** START OF PROVIDED RECORDS **

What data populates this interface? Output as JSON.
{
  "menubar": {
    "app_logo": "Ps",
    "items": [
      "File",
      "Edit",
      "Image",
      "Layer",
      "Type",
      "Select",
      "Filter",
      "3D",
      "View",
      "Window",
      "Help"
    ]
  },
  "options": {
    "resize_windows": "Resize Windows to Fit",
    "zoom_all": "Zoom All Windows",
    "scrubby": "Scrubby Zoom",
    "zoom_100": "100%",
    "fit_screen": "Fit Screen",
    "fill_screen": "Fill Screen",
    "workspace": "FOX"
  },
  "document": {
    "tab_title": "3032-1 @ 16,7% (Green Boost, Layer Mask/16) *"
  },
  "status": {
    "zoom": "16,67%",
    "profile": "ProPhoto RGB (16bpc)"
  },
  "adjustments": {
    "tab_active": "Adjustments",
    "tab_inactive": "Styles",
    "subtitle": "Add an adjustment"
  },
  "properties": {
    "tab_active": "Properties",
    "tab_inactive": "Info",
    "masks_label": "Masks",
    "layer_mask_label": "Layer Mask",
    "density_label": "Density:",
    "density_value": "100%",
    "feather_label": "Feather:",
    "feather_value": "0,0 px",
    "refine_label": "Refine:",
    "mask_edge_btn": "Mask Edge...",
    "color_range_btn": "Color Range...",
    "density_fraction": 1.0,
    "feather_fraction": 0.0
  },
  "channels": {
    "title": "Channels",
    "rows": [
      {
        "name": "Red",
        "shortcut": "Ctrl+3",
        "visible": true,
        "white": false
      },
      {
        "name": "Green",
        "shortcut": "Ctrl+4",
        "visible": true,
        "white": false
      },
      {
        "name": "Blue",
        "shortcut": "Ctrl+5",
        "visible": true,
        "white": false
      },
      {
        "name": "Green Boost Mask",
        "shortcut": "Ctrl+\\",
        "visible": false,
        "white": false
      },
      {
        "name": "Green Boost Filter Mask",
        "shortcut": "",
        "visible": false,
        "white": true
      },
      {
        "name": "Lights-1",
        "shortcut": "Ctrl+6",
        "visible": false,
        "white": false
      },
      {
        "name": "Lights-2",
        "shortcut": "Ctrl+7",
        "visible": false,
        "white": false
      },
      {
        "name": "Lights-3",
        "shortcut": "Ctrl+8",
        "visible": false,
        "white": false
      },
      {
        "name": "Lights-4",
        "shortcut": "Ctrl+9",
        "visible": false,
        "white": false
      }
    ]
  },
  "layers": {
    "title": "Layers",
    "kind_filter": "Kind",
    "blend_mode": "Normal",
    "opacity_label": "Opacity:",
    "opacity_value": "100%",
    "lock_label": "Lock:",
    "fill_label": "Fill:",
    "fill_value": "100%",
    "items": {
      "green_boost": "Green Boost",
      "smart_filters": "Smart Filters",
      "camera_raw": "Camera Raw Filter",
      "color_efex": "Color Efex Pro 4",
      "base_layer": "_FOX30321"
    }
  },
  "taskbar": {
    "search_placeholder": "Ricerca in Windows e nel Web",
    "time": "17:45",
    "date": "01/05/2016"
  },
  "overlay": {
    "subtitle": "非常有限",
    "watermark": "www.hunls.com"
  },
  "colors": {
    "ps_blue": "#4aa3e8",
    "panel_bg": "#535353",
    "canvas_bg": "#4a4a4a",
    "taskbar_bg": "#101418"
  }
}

** END OF PROVIDED RECORDS **

▶ **SHORT TASK**:
Make an exact copy of the records.

▶ **PROBLEM SOLUTION**:
What data populates this interface? Output as JSON.
{
  "menubar": {
    "app_logo": "Ps",
    "items": [
      "File",
      "Edit",
      "Image",
      "Layer",
      "Type",
      "Select",
      "Filter",
      "3D",
      "View",
      "Window",
      "Help"
    ]
  },
  "options": {
    "resize_windows": "Resize Windows to Fit",
    "zoom_all": "Zoom All Windows",
    "scrubby": "Scrubby Zoom",
    "zoom_100": "100%",
    "fit_screen": "Fit Screen",
    "fill_screen": "Fill Screen",
    "workspace": "FOX"
  },
  "document": {
    "tab_title": "3032-1 @ 16,7% (Green Boost, Layer Mask/16) *"
  },
  "status": {
    "zoom": "16,67%",
    "profile": "ProPhoto RGB (16bpc)"
  },
  "adjustments": {
    "tab_active": "Adjustments",
    "tab_inactive": "Styles",
    "subtitle": "Add an adjustment"
  },
  "properties": {
    "tab_active": "Properties",
    "tab_inactive": "Info",
    "masks_label": "Masks",
    "layer_mask_label": "Layer Mask",
    "density_label": "Density:",
    "density_value": "100%",
    "feather_label": "Feather:",
    "feather_value": "0,0 px",
    "refine_label": "Refine:",
    "mask_edge_btn": "Mask Edge...",
    "color_range_btn": "Color Range...",
    "density_fraction": 1.0,
    "feather_fraction": 0.0
  },
  "channels": {
    "title": "Channels",
    "rows": [
      {
        "name": "Red",
        "shortcut": "Ctrl+3",
        "visible": true,
        "white": false
      },
      {
        "name": "Green",
        "shortcut": "Ctrl+4",
        "visible": true,
        "white": false
      },
      {
        "name": "Blue",
        "shortcut": "Ctrl+5",
        "visible": true,
        "white": false
      },
      {
        "name": "Green Boost Mask",
        "shortcut": "Ctrl+\\",
        "visible": false,
        "white": false
      },
      {
        "name": "Green Boost Filter Mask",
        "shortcut": "",
        "visible": false,
        "white": true
      },
      {
        "name": "Lights-1",
        "shortcut": "Ctrl+6",
        "visible": false,
        "white": false
      },
      {
        "name": "Lights-2",
        "shortcut": "Ctrl+7",
        "visible": false,
        "white": false
      },
      {
        "name": "Lights-3",
        "shortcut": "Ctrl+8",
        "visible": false,
        "white": false
      },
      {
        "name": "Lights-4",
        "shortcut": "Ctrl+9",
        "visible": false,
        "white": false
      }
    ]
  },
  "layers": {
    "title": "Layers",
    "kind_filter": "Kind",
    "blend_mode": "Normal",
    "opacity_label": "Opacity:",
    "opacity_value": "100%",
    "lock_label": "Lock:",
    "fill_label": "Fill:",
    "fill_value": "100%",
    "items": {
      "green_boost": "Green Boost",
      "smart_filters": "Smart Filters",
      "camera_raw": "Camera Raw Filter",
      "color_efex": "Color Efex Pro 4",
      "base_layer": "_FOX30321"
    }
  },
  "taskbar": {
    "search_placeholder": "Ricerca in Windows e nel Web",
    "time": "17:45",
    "date": "01/05/2016"
  },
  "overlay": {
    "subtitle": "非常有限",
    "watermark": "www.hunls.com"
  },
  "colors": {
    "ps_blue": "#4aa3e8",
    "panel_bg": "#535353",
    "canvas_bg": "#4a4a4a",
    "taskbar_bg": "#101418"
  }
}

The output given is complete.